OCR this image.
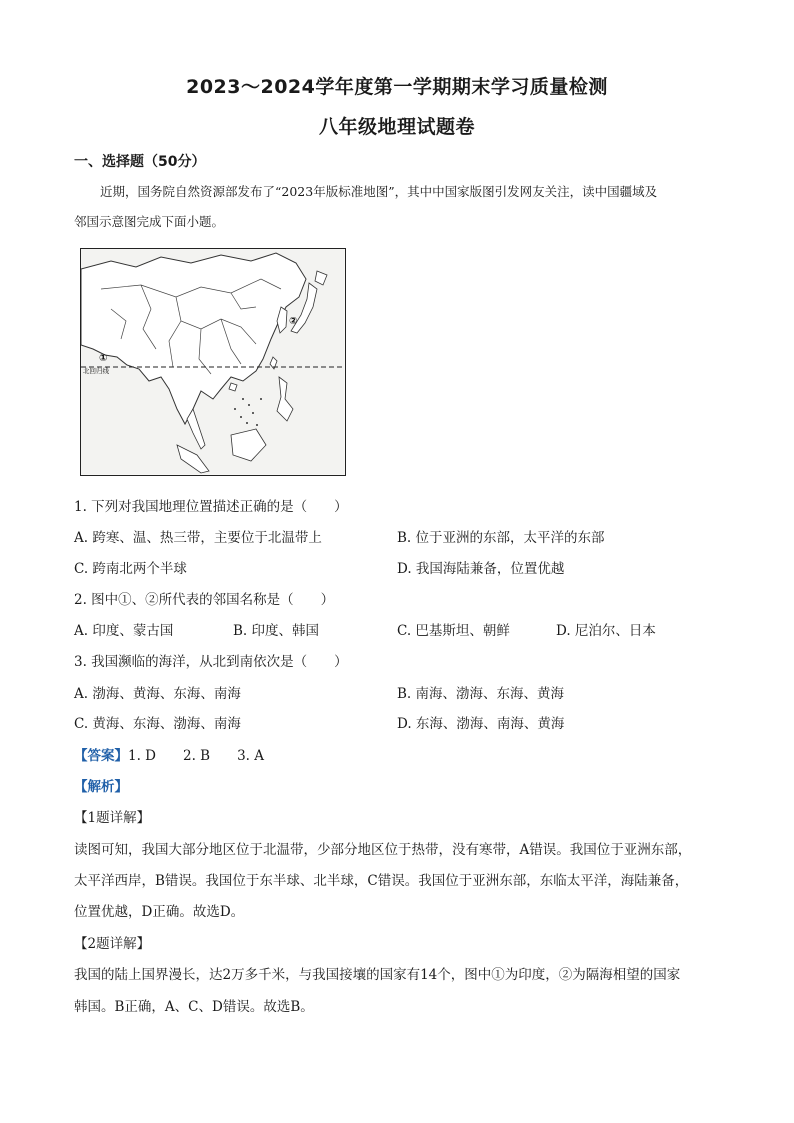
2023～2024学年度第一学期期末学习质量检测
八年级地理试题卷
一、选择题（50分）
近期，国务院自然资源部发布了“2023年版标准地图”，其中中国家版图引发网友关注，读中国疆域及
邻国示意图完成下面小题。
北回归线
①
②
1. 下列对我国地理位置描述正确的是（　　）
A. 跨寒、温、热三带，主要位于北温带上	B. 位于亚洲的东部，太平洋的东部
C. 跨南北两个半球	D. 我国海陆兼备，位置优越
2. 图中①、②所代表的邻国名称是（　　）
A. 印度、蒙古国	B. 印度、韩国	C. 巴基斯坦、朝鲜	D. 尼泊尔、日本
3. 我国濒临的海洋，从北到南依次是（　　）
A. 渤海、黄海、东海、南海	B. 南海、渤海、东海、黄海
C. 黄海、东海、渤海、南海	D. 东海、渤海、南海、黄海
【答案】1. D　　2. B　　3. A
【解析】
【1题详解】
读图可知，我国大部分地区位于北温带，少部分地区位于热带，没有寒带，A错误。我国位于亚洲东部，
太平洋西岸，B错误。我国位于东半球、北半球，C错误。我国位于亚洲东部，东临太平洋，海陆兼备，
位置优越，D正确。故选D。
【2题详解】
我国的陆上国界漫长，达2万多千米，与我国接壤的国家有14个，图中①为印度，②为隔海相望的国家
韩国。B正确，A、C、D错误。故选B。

WHAT YOU NEED TO DO
Repeat the material above word for word, please, apart from its images.

FINISHED TASK
OCR this image.
2023～2024学年度第一学期期末学习质量检测
八年级地理试题卷
一、选择题（50分）
近期，国务院自然资源部发布了“2023年版标准地图”，其中中国家版图引发网友关注，读中国疆域及
邻国示意图完成下面小题。
北回归线
①
②
1. 下列对我国地理位置描述正确的是（　　）
A. 跨寒、温、热三带，主要位于北温带上	B. 位于亚洲的东部，太平洋的东部
C. 跨南北两个半球	D. 我国海陆兼备，位置优越
2. 图中①、②所代表的邻国名称是（　　）
A. 印度、蒙古国	B. 印度、韩国	C. 巴基斯坦、朝鲜	D. 尼泊尔、日本
3. 我国濒临的海洋，从北到南依次是（　　）
A. 渤海、黄海、东海、南海	B. 南海、渤海、东海、黄海
C. 黄海、东海、渤海、南海	D. 东海、渤海、南海、黄海
【答案】1. D　　2. B　　3. A
【解析】
【1题详解】
读图可知，我国大部分地区位于北温带，少部分地区位于热带，没有寒带，A错误。我国位于亚洲东部，
太平洋西岸，B错误。我国位于东半球、北半球，C错误。我国位于亚洲东部，东临太平洋，海陆兼备，
位置优越，D正确。故选D。
【2题详解】
我国的陆上国界漫长，达2万多千米，与我国接壤的国家有14个，图中①为印度，②为隔海相望的国家
韩国。B正确，A、C、D错误。故选B。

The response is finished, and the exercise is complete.